### TASK BRIEF
Put each line of the data below into a JSON list of strings, one string per line, with blank lines skipped. Leave the pictures out of the list.
::: RECORDS TO USE :::
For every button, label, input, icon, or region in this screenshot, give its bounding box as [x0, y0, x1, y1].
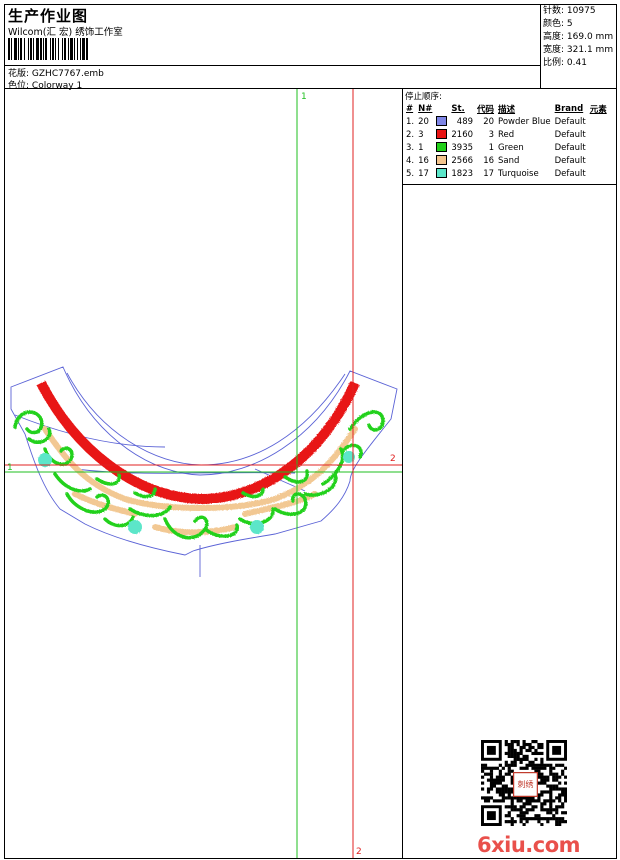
row-stitches: 2566 — [451, 155, 474, 166]
company-name: Wilcom(汇 宏) 绣饰工作室 — [8, 27, 123, 38]
row-stitches: 489 — [456, 116, 474, 127]
row-code: 16 — [483, 155, 495, 166]
page-title: 生产作业图 — [8, 7, 89, 25]
green-guide-label-top: 1 — [301, 92, 307, 102]
row-code: 20 — [483, 116, 495, 127]
row-needle: 16 — [418, 155, 429, 166]
row-brand: Default — [554, 155, 586, 166]
stat-scale: 比例: 0.41 — [543, 58, 587, 68]
col-element: 元素 — [589, 104, 607, 115]
stats-panel: 针数: 10975 颜色: 5 高度: 169.0 mm 宽度: 321.1 m… — [541, 5, 616, 89]
design-canvas[interactable]: 1 1 2 2 — [5, 89, 403, 858]
row-code: 1 — [488, 142, 495, 153]
row-index: 4. — [406, 155, 415, 166]
row-stitches: 1823 — [451, 168, 474, 179]
table-row[interactable]: 4. 16 2566 16 Sand Default — [404, 154, 609, 167]
qr-seal-text: 刺绣 — [517, 779, 533, 789]
table-row[interactable]: 5. 17 1823 17 Turquoise Default — [404, 167, 609, 180]
col-description: 描述 — [498, 104, 516, 115]
table-header-row: # N# St. 代码 描述 Brand 元素 — [404, 102, 609, 115]
row-needle: 1 — [418, 142, 424, 153]
row-brand: Default — [554, 142, 586, 153]
row-index: 5. — [406, 168, 415, 179]
row-description: Powder Blue — [498, 116, 551, 127]
color-swatch — [436, 155, 448, 166]
row-index: 1. — [406, 116, 415, 127]
row-needle: 17 — [418, 168, 429, 179]
row-swatch — [434, 128, 449, 141]
stat-stitches: 针数: 10975 — [543, 6, 596, 16]
table-row[interactable]: 3. 1 3935 1 Green Default — [404, 141, 609, 154]
row-index: 3. — [406, 142, 415, 153]
row-description: Sand — [498, 155, 520, 166]
row-needle: 3 — [418, 129, 424, 140]
barcode-icon — [8, 38, 88, 60]
stop-sequence-table: # N# St. 代码 描述 Brand 元素 1. 20 489 20 Powder … — [404, 102, 609, 180]
col-index: # — [406, 103, 414, 114]
stat-width: 宽度: 321.1 mm — [543, 45, 614, 55]
table-row[interactable]: 1. 20 489 20 Powder Blue Default — [404, 115, 609, 128]
qr-code: 刺绣 — [480, 739, 568, 827]
row-swatch — [434, 115, 449, 128]
row-description: Turquoise — [498, 168, 539, 179]
col-needle: N# — [418, 103, 433, 114]
embroidery-preview: 1 1 2 2 — [5, 89, 402, 858]
color-swatch — [436, 142, 448, 153]
row-index: 2. — [406, 129, 415, 140]
header-info: 生产作业图 Wilcom(汇 宏) 绣饰工作室 花版: GZHC7767.emb… — [5, 5, 541, 91]
col-code: 代码 — [477, 104, 495, 115]
row-stitches: 3935 — [451, 142, 474, 153]
row-code: 3 — [488, 129, 495, 140]
row-brand: Default — [554, 168, 586, 179]
color-swatch — [436, 116, 448, 127]
color-swatch — [436, 129, 448, 140]
row-needle: 20 — [418, 116, 429, 127]
stat-height: 高度: 169.0 mm — [543, 32, 614, 42]
col-brand: Brand — [554, 103, 584, 114]
stop-sequence-panel: 停止顺序: # N# St. 代码 描述 Brand 元素 1. 20 489 20 P… — [403, 89, 616, 185]
table-row[interactable]: 2. 3 2160 3 Red Default — [404, 128, 609, 141]
row-brand: Default — [554, 116, 586, 127]
row-swatch — [434, 167, 449, 180]
row-swatch — [434, 141, 449, 154]
stat-colors: 颜色: 5 — [543, 19, 573, 29]
row-description: Green — [498, 142, 524, 153]
color-swatch — [436, 168, 448, 179]
row-brand: Default — [554, 129, 586, 140]
row-description: Red — [498, 129, 515, 140]
row-code: 17 — [483, 168, 495, 179]
red-guide-label-right: 2 — [390, 454, 396, 464]
watermark-text: 6xiu.com — [477, 833, 581, 857]
stop-sequence-title: 停止顺序: — [405, 92, 442, 102]
production-sheet: 生产作业图 Wilcom(汇 宏) 绣饰工作室 花版: GZHC7767.emb… — [4, 4, 617, 859]
green-guide-label-left: 1 — [7, 463, 13, 473]
row-stitches: 2160 — [451, 129, 474, 140]
col-stitches: St. — [451, 103, 465, 114]
qr-code-icon: 刺绣 — [480, 739, 568, 827]
row-swatch — [434, 154, 449, 167]
red-guide-label-bottom: 2 — [356, 847, 362, 857]
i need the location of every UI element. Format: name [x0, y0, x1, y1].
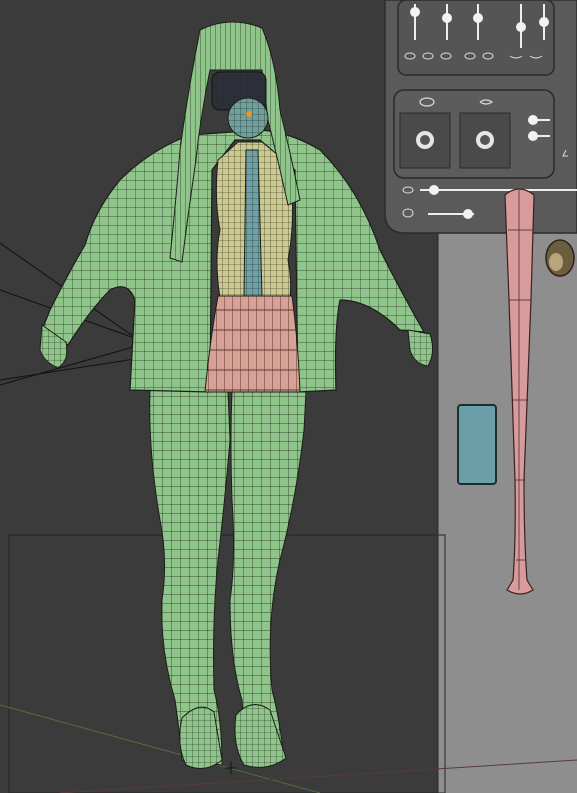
3d-viewport[interactable]	[0, 0, 577, 793]
origin-point	[246, 111, 252, 117]
slider-group-box	[397, 0, 555, 76]
facial-rig-panel[interactable]	[384, 0, 577, 234]
metal-prop[interactable]	[545, 239, 575, 277]
phone-prop[interactable]	[457, 404, 497, 485]
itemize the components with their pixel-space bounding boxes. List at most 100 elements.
:::
### OUTPUT BELOW
[
  "For every button, label, input, icon, or region in this screenshot, give its bounding box as [x0, y0, x1, y1].",
  "row-stitches: 2566 — [451, 155, 474, 166]",
  "company-name: Wilcom(汇 宏) 绣饰工作室 — [8, 27, 123, 38]",
  "row-stitches: 489 — [456, 116, 474, 127]",
  "row-code: 16 — [483, 155, 495, 166]",
  "page-title: 生产作业图 — [8, 7, 89, 25]",
  "green-guide-label-top: 1 — [301, 92, 307, 102]",
  "row-code: 20 — [483, 116, 495, 127]",
  "row-needle: 16 — [418, 155, 429, 166]",
  "row-brand: Default — [554, 155, 586, 166]",
  "stat-scale: 比例: 0.41 — [543, 58, 587, 68]",
  "col-element: 元素 — [589, 104, 607, 115]",
  "stats-panel: 针数: 10975 颜色: 5 高度: 169.0 mm 宽度: 321.1 m… — [541, 5, 616, 89]",
  "design-canvas[interactable]: 1 1 2 2 — [5, 89, 403, 858]",
  "row-code: 1 — [488, 142, 495, 153]",
  "row-index: 4. — [406, 155, 415, 166]",
  "row-stitches: 1823 — [451, 168, 474, 179]",
  "table-row[interactable]: 4. 16 2566 16 Sand Default — [404, 154, 609, 167]",
  "qr-seal-text: 刺绣 — [517, 779, 533, 789]",
  "table-row[interactable]: 5. 17 1823 17 Turquoise Default — [404, 167, 609, 180]",
  "col-description: 描述 — [498, 104, 516, 115]",
  "table-header-row: # N# St. 代码 描述 Brand 元素 — [404, 102, 609, 115]",
  "row-needle: 1 — [418, 142, 424, 153]",
  "row-brand: Default — [554, 142, 586, 153]",
  "row-index: 5. — [406, 168, 415, 179]",
  "row-description: Powder Blue — [498, 116, 551, 127]",
  "color-swatch — [436, 155, 448, 166]",
  "row-index: 1. — [406, 116, 415, 127]",
  "row-needle: 17 — [418, 168, 429, 179]",
  "row-swatch — [434, 128, 449, 141]",
  "stat-stitches: 针数: 10975 — [543, 6, 596, 16]",
  "table-row[interactable]: 3. 1 3935 1 Green Default — [404, 141, 609, 154]",
  "row-index: 3. — [406, 142, 415, 153]",
  "row-description: Sand — [498, 155, 520, 166]",
  "row-needle: 3 — [418, 129, 424, 140]",
  "barcode-icon — [8, 38, 88, 60]",
  "stop-sequence-table: # N# St. 代码 描述 Brand 元素 1. 20 489 20 Powder … — [404, 102, 609, 180]",
  "col-index: # — [406, 103, 414, 114]",
  "stat-width: 宽度: 321.1 mm — [543, 45, 614, 55]",
  "table-row[interactable]: 1. 20 489 20 Powder Blue Default — [404, 115, 609, 128]",
  "qr-code: 刺绣 — [480, 739, 568, 827]",
  "row-swatch — [434, 115, 449, 128]",
  "row-description: Turquoise — [498, 168, 539, 179]",
  "col-needle: N# — [418, 103, 433, 114]",
  "embroidery-preview: 1 1 2 2 — [5, 89, 402, 858]",
  "color-swatch — [436, 142, 448, 153]",
  "row-index: 2. — [406, 129, 415, 140]",
  "header-info: 生产作业图 Wilcom(汇 宏) 绣饰工作室 花版: GZHC7767.emb… — [5, 5, 541, 91]",
  "col-code: 代码 — [477, 104, 495, 115]",
  "row-stitches: 3935 — [451, 142, 474, 153]",
  "row-code: 3 — [488, 129, 495, 140]",
  "row-brand: Default — [554, 168, 586, 179]",
  "color-swatch — [436, 116, 448, 127]",
  "color-swatch — [436, 129, 448, 140]",
  "row-needle: 20 — [418, 116, 429, 127]",
  "stat-height: 高度: 169.0 mm — [543, 32, 614, 42]",
  "col-brand: Brand — [554, 103, 584, 114]",
  "stop-sequence-panel: 停止顺序: # N# St. 代码 描述 Brand 元素 1. 20 489 20 P… — [403, 89, 616, 185]",
  "table-row[interactable]: 2. 3 2160 3 Red Default — [404, 128, 609, 141]",
  "row-brand: Default — [554, 116, 586, 127]",
  "row-swatch — [434, 167, 449, 180]",
  "row-swatch — [434, 141, 449, 154]",
  "stat-colors: 颜色: 5 — [543, 19, 573, 29]",
  "row-description: Green — [498, 142, 524, 153]",
  "color-swatch — [436, 168, 448, 179]",
  "row-brand: Default — [554, 129, 586, 140]",
  "row-description: Red — [498, 129, 515, 140]",
  "row-code: 17 — [483, 168, 495, 179]",
  "red-guide-label-right: 2 — [390, 454, 396, 464]",
  "watermark-text: 6xiu.com — [477, 833, 581, 857]",
  "stop-sequence-title: 停止顺序: — [405, 92, 442, 102]",
  "production-sheet: 生产作业图 Wilcom(汇 宏) 绣饰工作室 花版: GZHC7767.emb… — [4, 4, 617, 859]",
  "green-guide-label-left: 1 — [7, 463, 13, 473]",
  "row-stitches: 2160 — [451, 129, 474, 140]",
  "col-stitches: St. — [451, 103, 465, 114]",
  "qr-code-icon: 刺绣 — [480, 739, 568, 827]",
  "row-swatch — [434, 154, 449, 167]",
  "red-guide-label-bottom: 2 — [356, 847, 362, 857]",
  "i need the location of every UI element. Format: name [x0, y0, x1, y1].",
  "3d-viewport[interactable]\t[0, 0, 577, 793]",
  "origin-point\t[246, 111, 252, 117]",
  "slider-group-box\t[397, 0, 555, 76]",
  "facial-rig-panel[interactable]\t[384, 0, 577, 234]",
  "metal-prop[interactable]\t[545, 239, 575, 277]",
  "phone-prop[interactable]\t[457, 404, 497, 485]",
  "itemize the components with their pixel-space bounding boxes. List at most 100 elements."
]